■ Supplied text ■
** Start **

4. Initialize conda for your shell

   Run command:

   [user@hpc3-xx-yy:~]$ conda init bash
   

   This adds a few lines to your ~/.bashrc file which may not always be desirable for your work with other programs. Edit the ~/.bashrc file and move all the lines added by conda into another file, for example to ~/.mycondainit-2021.11. The lines are at the end of your ~/.bashrc file (lines start end end with conda initialize and all the lines between them):

   # >>> conda initialize >>>
   # !! Contents within this block are managed by 'conda init' !!
       <some lines are cut here>
   __conda_setup="$('/opt/apps/anaconda/2021.11/bin/conda' 'shell.bash' 'hook' 2> /dev/null)"
   if [ $? -eq 0 ]; then
       eval "$__conda_setup"
   else
       if [ -f "/opt/apps/anaconda/2021.11/etc/profile.d/conda.sh" ]; then
           . "/opt/apps/anaconda/2021.11/etc/profile.d/conda.sh"
       else
           export PATH="/opt/apps/anaconda/2021.11/bin:$PATH"
       fi
   fi
   unset __conda_setup
   # <<< conda initialize <<<
   

   Note, your lines will be a little different depending on what conda module was used.

** End **

■ Exercise ■
In the conda setup instructions, where in the ~/.bashrc file are the lines that conda adds?

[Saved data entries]
** Start **

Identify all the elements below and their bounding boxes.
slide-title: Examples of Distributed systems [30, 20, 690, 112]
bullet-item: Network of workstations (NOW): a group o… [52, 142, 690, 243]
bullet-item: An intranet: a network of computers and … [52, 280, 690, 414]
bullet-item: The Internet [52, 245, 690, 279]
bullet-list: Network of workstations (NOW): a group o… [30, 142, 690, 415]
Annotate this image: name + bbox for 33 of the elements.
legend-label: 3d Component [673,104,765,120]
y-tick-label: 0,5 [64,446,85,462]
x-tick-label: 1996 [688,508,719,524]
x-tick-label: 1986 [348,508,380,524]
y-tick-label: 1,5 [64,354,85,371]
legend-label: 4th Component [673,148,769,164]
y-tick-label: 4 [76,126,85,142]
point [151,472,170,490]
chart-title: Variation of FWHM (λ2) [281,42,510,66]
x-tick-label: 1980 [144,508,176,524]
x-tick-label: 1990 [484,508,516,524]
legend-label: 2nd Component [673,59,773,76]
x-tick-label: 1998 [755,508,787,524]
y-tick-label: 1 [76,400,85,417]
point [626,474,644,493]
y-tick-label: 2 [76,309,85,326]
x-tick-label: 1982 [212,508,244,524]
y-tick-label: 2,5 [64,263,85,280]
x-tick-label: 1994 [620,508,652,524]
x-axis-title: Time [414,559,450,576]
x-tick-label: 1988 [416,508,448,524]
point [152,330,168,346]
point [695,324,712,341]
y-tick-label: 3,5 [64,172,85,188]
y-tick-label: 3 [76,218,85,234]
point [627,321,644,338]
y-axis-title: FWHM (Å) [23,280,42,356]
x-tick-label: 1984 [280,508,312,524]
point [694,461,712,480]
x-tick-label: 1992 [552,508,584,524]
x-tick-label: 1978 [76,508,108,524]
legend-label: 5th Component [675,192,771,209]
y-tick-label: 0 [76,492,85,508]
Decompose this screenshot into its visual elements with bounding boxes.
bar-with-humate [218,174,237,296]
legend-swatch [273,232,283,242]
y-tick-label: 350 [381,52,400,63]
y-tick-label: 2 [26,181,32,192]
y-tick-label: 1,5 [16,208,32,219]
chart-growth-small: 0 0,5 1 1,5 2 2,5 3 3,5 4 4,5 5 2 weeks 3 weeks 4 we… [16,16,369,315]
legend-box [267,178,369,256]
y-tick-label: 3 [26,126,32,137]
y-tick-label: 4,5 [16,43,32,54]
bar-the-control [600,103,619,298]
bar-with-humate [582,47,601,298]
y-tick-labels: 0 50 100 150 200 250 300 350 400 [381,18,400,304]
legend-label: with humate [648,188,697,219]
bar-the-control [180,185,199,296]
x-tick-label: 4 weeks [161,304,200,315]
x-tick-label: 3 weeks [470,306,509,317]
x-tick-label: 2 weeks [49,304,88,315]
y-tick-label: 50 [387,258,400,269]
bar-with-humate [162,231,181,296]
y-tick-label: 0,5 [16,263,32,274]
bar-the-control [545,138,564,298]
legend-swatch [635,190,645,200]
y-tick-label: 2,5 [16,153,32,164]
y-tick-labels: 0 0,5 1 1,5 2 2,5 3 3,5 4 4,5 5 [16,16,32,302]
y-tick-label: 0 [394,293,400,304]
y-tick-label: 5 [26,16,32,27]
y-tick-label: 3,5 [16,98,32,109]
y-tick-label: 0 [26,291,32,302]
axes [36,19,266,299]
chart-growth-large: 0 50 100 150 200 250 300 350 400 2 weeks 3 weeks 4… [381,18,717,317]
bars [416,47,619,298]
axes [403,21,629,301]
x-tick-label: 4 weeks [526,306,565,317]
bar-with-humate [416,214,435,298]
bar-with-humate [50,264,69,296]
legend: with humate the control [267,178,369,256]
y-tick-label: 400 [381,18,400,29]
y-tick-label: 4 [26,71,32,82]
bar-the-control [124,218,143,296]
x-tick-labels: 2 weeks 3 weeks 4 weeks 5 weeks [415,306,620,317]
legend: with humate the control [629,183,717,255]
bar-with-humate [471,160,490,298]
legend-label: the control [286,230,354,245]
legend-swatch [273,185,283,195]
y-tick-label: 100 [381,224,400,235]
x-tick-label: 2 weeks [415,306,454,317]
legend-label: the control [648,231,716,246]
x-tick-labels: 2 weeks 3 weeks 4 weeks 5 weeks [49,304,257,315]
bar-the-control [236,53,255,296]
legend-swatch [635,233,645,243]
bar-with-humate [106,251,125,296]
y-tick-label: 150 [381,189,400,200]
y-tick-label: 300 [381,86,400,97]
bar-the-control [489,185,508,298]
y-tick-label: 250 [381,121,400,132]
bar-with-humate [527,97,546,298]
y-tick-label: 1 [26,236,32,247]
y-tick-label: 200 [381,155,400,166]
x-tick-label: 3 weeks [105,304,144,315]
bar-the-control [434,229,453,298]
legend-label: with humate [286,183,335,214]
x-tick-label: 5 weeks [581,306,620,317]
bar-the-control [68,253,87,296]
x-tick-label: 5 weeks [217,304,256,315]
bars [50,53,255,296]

** End **

■ Written reply ■
At the end of the file, in the block that starts and ends with a "conda initialize" line.